- _Given problem_
Below is a set of records; print all of them exactly as written.

** Begin **

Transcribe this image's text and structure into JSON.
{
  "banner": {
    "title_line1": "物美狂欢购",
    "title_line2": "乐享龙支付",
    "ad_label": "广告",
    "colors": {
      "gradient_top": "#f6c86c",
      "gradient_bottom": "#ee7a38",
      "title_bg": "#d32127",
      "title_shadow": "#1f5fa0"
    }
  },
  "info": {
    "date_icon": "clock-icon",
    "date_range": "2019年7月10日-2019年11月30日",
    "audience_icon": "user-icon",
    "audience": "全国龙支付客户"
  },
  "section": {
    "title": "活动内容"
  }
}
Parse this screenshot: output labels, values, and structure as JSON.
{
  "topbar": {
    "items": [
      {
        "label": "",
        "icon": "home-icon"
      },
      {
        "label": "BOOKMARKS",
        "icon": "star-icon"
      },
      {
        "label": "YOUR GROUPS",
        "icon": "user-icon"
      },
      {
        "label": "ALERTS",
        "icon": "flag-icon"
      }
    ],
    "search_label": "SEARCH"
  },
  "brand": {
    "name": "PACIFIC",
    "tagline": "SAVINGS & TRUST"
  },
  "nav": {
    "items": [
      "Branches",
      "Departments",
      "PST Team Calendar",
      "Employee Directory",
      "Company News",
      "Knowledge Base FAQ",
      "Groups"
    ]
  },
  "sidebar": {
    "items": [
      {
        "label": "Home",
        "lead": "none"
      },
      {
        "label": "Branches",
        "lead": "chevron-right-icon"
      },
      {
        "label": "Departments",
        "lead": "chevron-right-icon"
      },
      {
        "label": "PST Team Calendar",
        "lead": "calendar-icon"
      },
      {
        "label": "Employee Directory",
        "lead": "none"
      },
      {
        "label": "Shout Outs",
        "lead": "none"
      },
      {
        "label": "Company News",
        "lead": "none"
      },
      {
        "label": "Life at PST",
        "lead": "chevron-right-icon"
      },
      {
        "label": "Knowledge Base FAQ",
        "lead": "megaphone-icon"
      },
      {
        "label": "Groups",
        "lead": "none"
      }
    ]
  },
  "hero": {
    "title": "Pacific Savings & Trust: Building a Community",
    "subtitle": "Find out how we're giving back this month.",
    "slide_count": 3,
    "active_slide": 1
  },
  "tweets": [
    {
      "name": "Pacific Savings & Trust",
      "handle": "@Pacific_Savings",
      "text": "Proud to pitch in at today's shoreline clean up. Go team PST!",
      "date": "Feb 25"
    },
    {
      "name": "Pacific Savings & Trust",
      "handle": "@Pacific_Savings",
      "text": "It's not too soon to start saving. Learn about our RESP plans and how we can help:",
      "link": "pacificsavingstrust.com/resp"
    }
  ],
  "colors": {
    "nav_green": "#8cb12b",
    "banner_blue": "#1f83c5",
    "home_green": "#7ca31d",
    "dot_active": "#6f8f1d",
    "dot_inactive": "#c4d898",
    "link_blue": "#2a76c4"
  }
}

** End **

- _Written response_
Transcribe this image's text and structure into JSON.
{
  "banner": {
    "title_line1": "物美狂欢购",
    "title_line2": "乐享龙支付",
    "ad_label": "广告",
    "colors": {
      "gradient_top": "#f6c86c",
      "gradient_bottom": "#ee7a38",
      "title_bg": "#d32127",
      "title_shadow": "#1f5fa0"
    }
  },
  "info": {
    "date_icon": "clock-icon",
    "date_range": "2019年7月10日-2019年11月30日",
    "audience_icon": "user-icon",
    "audience": "全国龙支付客户"
  },
  "section": {
    "title": "活动内容"
  }
}
Parse this screenshot: output labels, values, and structure as JSON.
{
  "topbar": {
    "items": [
      {
        "label": "",
        "icon": "home-icon"
      },
      {
        "label": "BOOKMARKS",
        "icon": "star-icon"
      },
      {
        "label": "YOUR GROUPS",
        "icon": "user-icon"
      },
      {
        "label": "ALERTS",
        "icon": "flag-icon"
      }
    ],
    "search_label": "SEARCH"
  },
  "brand": {
    "name": "PACIFIC",
    "tagline": "SAVINGS & TRUST"
  },
  "nav": {
    "items": [
      "Branches",
      "Departments",
      "PST Team Calendar",
      "Employee Directory",
      "Company News",
      "Knowledge Base FAQ",
      "Groups"
    ]
  },
  "sidebar": {
    "items": [
      {
        "label": "Home",
        "lead": "none"
      },
      {
        "label": "Branches",
        "lead": "chevron-right-icon"
      },
      {
        "label": "Departments",
        "lead": "chevron-right-icon"
      },
      {
        "label": "PST Team Calendar",
        "lead": "calendar-icon"
      },
      {
        "label": "Employee Directory",
        "lead": "none"
      },
      {
        "label": "Shout Outs",
        "lead": "none"
      },
      {
        "label": "Company News",
        "lead": "none"
      },
      {
        "label": "Life at PST",
        "lead": "chevron-right-icon"
      },
      {
        "label": "Knowledge Base FAQ",
        "lead": "megaphone-icon"
      },
      {
        "label": "Groups",
        "lead": "none"
      }
    ]
  },
  "hero": {
    "title": "Pacific Savings & Trust: Building a Community",
    "subtitle": "Find out how we're giving back this month.",
    "slide_count": 3,
    "active_slide": 1
  },
  "tweets": [
    {
      "name": "Pacific Savings & Trust",
      "handle": "@Pacific_Savings",
      "text": "Proud to pitch in at today's shoreline clean up. Go team PST!",
      "date": "Feb 25"
    },
    {
      "name": "Pacific Savings & Trust",
      "handle": "@Pacific_Savings",
      "text": "It's not too soon to start saving. Learn about our RESP plans and how we can help:",
      "link": "pacificsavingstrust.com/resp"
    }
  ],
  "colors": {
    "nav_green": "#8cb12b",
    "banner_blue": "#1f83c5",
    "home_green": "#7ca31d",
    "dot_active": "#6f8f1d",
    "dot_inactive": "#c4d898",
    "link_blue": "#2a76c4"
  }
}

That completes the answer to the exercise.